(Extracted records)
□ □ □

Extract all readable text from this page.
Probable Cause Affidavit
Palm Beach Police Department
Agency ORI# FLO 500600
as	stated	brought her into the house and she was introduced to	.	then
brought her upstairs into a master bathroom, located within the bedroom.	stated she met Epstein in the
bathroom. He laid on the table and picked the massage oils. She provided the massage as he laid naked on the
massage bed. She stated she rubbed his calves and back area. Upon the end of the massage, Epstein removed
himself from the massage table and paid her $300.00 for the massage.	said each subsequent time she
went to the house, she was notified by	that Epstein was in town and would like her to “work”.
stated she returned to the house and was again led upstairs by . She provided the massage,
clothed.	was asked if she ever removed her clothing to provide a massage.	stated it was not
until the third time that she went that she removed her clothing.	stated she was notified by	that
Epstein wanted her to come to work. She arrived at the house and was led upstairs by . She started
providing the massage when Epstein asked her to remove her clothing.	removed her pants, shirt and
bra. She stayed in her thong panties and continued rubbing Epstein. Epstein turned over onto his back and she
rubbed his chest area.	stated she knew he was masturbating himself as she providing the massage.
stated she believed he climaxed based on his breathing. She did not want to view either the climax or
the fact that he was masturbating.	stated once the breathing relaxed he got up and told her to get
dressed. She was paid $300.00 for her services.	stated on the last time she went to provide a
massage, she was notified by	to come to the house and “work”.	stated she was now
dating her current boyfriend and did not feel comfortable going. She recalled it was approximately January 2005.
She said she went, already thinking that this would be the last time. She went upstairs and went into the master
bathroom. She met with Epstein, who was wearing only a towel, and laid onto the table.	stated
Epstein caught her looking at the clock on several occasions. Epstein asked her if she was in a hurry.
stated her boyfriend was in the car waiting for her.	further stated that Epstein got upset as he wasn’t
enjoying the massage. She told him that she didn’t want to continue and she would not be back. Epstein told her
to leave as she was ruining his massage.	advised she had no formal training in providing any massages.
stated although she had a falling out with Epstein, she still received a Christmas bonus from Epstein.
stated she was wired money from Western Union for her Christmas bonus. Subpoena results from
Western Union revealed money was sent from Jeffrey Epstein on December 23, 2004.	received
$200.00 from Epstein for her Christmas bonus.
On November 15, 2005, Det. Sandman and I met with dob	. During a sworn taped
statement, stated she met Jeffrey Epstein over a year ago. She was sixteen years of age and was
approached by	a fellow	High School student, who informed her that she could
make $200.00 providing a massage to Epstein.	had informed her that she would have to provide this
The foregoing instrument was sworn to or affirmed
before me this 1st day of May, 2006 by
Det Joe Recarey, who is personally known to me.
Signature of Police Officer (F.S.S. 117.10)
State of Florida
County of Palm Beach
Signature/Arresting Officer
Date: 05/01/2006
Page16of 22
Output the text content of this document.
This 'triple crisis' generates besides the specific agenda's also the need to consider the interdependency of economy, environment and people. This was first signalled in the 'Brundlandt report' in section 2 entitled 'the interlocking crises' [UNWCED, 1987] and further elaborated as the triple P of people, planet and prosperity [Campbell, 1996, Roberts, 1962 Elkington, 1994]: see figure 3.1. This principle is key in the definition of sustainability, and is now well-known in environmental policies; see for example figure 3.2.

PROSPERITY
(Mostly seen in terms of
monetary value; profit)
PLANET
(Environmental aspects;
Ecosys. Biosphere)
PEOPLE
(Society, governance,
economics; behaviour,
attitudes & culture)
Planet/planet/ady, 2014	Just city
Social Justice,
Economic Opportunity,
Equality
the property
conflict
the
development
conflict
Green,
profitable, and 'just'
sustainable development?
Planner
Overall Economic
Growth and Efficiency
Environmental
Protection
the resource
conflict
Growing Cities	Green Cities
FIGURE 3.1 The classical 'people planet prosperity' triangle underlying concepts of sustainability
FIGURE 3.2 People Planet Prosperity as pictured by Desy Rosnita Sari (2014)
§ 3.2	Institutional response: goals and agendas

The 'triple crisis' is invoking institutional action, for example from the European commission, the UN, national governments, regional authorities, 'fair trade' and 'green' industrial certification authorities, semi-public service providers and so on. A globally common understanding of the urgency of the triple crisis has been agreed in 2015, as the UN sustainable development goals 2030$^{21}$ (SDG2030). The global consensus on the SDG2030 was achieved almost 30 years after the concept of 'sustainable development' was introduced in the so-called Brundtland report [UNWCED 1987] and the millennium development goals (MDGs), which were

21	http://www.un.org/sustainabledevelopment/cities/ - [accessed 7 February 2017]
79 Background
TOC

□ □ □

DESCRIPTION OF THE TASK: Scan the material above for the word "time". Copy each line where it occurs.

RESPONSE:
himself from the massage table and paid her $300.00 for the massage.	said each subsequent time she
until the third time that she went that she removed her clothing.	stated she was notified by	that
dressed. She was paid $300.00 for her services.	stated on the last time she went to provide a
She said she went, already thinking that this would be the last time. She went upstairs and went into the master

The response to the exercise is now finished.